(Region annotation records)
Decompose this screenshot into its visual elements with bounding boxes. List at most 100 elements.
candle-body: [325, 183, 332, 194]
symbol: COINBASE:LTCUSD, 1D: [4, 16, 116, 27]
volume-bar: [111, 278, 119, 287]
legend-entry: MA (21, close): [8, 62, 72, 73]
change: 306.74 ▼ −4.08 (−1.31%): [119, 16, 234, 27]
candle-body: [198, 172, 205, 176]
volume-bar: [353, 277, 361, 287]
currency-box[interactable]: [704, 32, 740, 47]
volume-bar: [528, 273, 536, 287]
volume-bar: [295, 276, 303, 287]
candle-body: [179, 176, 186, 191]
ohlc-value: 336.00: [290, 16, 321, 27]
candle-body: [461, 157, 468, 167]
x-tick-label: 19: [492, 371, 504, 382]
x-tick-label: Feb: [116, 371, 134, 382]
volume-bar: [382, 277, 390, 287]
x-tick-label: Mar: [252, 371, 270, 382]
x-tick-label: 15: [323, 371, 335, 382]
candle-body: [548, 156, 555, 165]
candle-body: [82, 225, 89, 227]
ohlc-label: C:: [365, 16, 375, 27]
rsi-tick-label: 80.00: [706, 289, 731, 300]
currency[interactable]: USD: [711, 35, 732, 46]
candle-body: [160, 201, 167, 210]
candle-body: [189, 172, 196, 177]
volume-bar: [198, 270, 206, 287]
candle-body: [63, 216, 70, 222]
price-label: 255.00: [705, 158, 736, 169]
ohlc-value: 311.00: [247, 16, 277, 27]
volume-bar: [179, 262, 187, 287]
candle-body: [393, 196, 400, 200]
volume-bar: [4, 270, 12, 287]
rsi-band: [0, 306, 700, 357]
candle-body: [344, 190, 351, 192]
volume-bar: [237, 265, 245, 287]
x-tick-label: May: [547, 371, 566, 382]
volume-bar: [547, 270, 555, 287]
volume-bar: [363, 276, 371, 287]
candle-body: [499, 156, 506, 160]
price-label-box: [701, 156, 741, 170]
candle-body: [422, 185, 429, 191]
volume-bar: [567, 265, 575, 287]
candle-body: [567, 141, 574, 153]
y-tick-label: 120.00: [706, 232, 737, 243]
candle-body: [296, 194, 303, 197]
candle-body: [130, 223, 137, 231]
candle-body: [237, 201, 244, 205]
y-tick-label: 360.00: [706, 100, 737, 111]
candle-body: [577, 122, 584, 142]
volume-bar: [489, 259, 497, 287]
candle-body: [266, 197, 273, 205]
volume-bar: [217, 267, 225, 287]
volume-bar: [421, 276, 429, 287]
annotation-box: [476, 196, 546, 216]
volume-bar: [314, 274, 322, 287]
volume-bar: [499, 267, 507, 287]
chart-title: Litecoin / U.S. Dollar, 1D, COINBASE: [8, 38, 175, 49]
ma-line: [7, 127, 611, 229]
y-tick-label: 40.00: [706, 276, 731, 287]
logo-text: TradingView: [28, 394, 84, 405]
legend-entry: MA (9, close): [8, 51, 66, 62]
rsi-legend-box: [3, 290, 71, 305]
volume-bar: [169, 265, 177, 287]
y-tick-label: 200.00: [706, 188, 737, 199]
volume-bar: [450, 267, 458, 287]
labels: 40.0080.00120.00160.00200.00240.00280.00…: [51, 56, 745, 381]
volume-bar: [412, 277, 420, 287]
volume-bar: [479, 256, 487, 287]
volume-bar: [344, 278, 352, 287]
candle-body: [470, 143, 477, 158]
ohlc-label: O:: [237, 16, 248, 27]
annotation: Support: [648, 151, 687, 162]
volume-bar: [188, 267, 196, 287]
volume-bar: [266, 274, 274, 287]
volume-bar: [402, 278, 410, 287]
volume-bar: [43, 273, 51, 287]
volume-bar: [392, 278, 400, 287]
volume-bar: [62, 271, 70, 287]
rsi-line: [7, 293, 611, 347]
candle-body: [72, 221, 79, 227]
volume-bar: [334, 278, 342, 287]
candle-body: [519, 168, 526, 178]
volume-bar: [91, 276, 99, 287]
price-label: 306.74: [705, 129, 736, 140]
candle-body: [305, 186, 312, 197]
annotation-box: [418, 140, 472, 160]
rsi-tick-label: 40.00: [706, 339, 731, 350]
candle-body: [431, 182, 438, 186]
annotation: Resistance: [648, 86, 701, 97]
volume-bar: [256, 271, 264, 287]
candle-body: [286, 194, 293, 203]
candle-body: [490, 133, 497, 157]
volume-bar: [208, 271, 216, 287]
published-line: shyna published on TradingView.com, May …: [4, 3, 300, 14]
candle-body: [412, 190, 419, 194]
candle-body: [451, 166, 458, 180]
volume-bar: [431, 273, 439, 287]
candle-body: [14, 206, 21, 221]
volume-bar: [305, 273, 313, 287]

What is being asked>
Give every line of the listing above as a JSON list of strings, with one string for each line and any blank lines left out.

Exercise response>
[
  "Decompose this screenshot into its visual elements with bounding boxes. List at most 100 elements.",
  "candle-body: [325, 183, 332, 194]",
  "symbol: COINBASE:LTCUSD, 1D: [4, 16, 116, 27]",
  "volume-bar: [111, 278, 119, 287]",
  "legend-entry: MA (21, close): [8, 62, 72, 73]",
  "change: 306.74 ▼ −4.08 (−1.31%): [119, 16, 234, 27]",
  "candle-body: [198, 172, 205, 176]",
  "volume-bar: [353, 277, 361, 287]",
  "currency-box[interactable]: [704, 32, 740, 47]",
  "volume-bar: [528, 273, 536, 287]",
  "volume-bar: [295, 276, 303, 287]",
  "candle-body: [179, 176, 186, 191]",
  "ohlc-value: 336.00: [290, 16, 321, 27]",
  "candle-body: [461, 157, 468, 167]",
  "x-tick-label: 19: [492, 371, 504, 382]",
  "x-tick-label: Feb: [116, 371, 134, 382]",
  "volume-bar: [382, 277, 390, 287]",
  "x-tick-label: Mar: [252, 371, 270, 382]",
  "x-tick-label: 15: [323, 371, 335, 382]",
  "candle-body: [548, 156, 555, 165]",
  "candle-body: [82, 225, 89, 227]",
  "ohlc-label: C:: [365, 16, 375, 27]",
  "rsi-tick-label: 80.00: [706, 289, 731, 300]",
  "currency[interactable]: USD: [711, 35, 732, 46]",
  "candle-body: [160, 201, 167, 210]",
  "candle-body: [189, 172, 196, 177]",
  "volume-bar: [198, 270, 206, 287]",
  "candle-body: [63, 216, 70, 222]",
  "price-label: 255.00: [705, 158, 736, 169]",
  "ohlc-value: 311.00: [247, 16, 277, 27]",
  "volume-bar: [179, 262, 187, 287]",
  "candle-body: [393, 196, 400, 200]",
  "volume-bar: [4, 270, 12, 287]",
  "rsi-band: [0, 306, 700, 357]",
  "candle-body: [344, 190, 351, 192]",
  "volume-bar: [237, 265, 245, 287]",
  "x-tick-label: May: [547, 371, 566, 382]",
  "volume-bar: [547, 270, 555, 287]",
  "volume-bar: [363, 276, 371, 287]",
  "candle-body: [499, 156, 506, 160]",
  "price-label-box: [701, 156, 741, 170]",
  "candle-body: [422, 185, 429, 191]",
  "volume-bar: [567, 265, 575, 287]",
  "candle-body: [567, 141, 574, 153]",
  "y-tick-label: 120.00: [706, 232, 737, 243]",
  "candle-body: [296, 194, 303, 197]",
  "candle-body: [130, 223, 137, 231]",
  "candle-body: [237, 201, 244, 205]",
  "y-tick-label: 360.00: [706, 100, 737, 111]",
  "candle-body: [577, 122, 584, 142]",
  "volume-bar: [489, 259, 497, 287]",
  "candle-body: [266, 197, 273, 205]",
  "volume-bar: [217, 267, 225, 287]",
  "volume-bar: [421, 276, 429, 287]",
  "annotation-box: [476, 196, 546, 216]",
  "volume-bar: [314, 274, 322, 287]",
  "volume-bar: [499, 267, 507, 287]",
  "chart-title: Litecoin / U.S. Dollar, 1D, COINBASE: [8, 38, 175, 49]",
  "ma-line: [7, 127, 611, 229]",
  "y-tick-label: 40.00: [706, 276, 731, 287]",
  "logo-text: TradingView: [28, 394, 84, 405]",
  "legend-entry: MA (9, close): [8, 51, 66, 62]",
  "rsi-legend-box: [3, 290, 71, 305]",
  "volume-bar: [169, 265, 177, 287]",
  "y-tick-label: 200.00: [706, 188, 737, 199]",
  "volume-bar: [450, 267, 458, 287]",
  "labels: 40.0080.00120.00160.00200.00240.00280.00…: [51, 56, 745, 381]",
  "volume-bar: [412, 277, 420, 287]",
  "volume-bar: [479, 256, 487, 287]",
  "volume-bar: [344, 278, 352, 287]",
  "candle-body: [470, 143, 477, 158]",
  "ohlc-label: O:: [237, 16, 248, 27]",
  "annotation: Support: [648, 151, 687, 162]",
  "volume-bar: [188, 267, 196, 287]",
  "volume-bar: [266, 274, 274, 287]",
  "volume-bar: [402, 278, 410, 287]",
  "volume-bar: [43, 273, 51, 287]",
  "volume-bar: [392, 278, 400, 287]",
  "volume-bar: [62, 271, 70, 287]",
  "rsi-line: [7, 293, 611, 347]",
  "candle-body: [72, 221, 79, 227]",
  "volume-bar: [334, 278, 342, 287]",
  "candle-body: [519, 168, 526, 178]",
  "volume-bar: [91, 276, 99, 287]",
  "price-label: 306.74: [705, 129, 736, 140]",
  "candle-body: [305, 186, 312, 197]",
  "annotation-box: [418, 140, 472, 160]",
  "rsi-tick-label: 40.00: [706, 339, 731, 350]",
  "candle-body: [431, 182, 438, 186]",
  "annotation: Resistance: [648, 86, 701, 97]",
  "volume-bar: [256, 271, 264, 287]",
  "candle-body: [286, 194, 293, 203]",
  "candle-body: [490, 133, 497, 157]",
  "volume-bar: [208, 271, 216, 287]",
  "published-line: shyna published on TradingView.com, May …: [4, 3, 300, 14]",
  "candle-body: [412, 190, 419, 194]",
  "candle-body: [451, 166, 458, 180]",
  "volume-bar: [431, 273, 439, 287]",
  "candle-body: [14, 206, 21, 221]",
  "volume-bar: [305, 273, 313, 287]"
]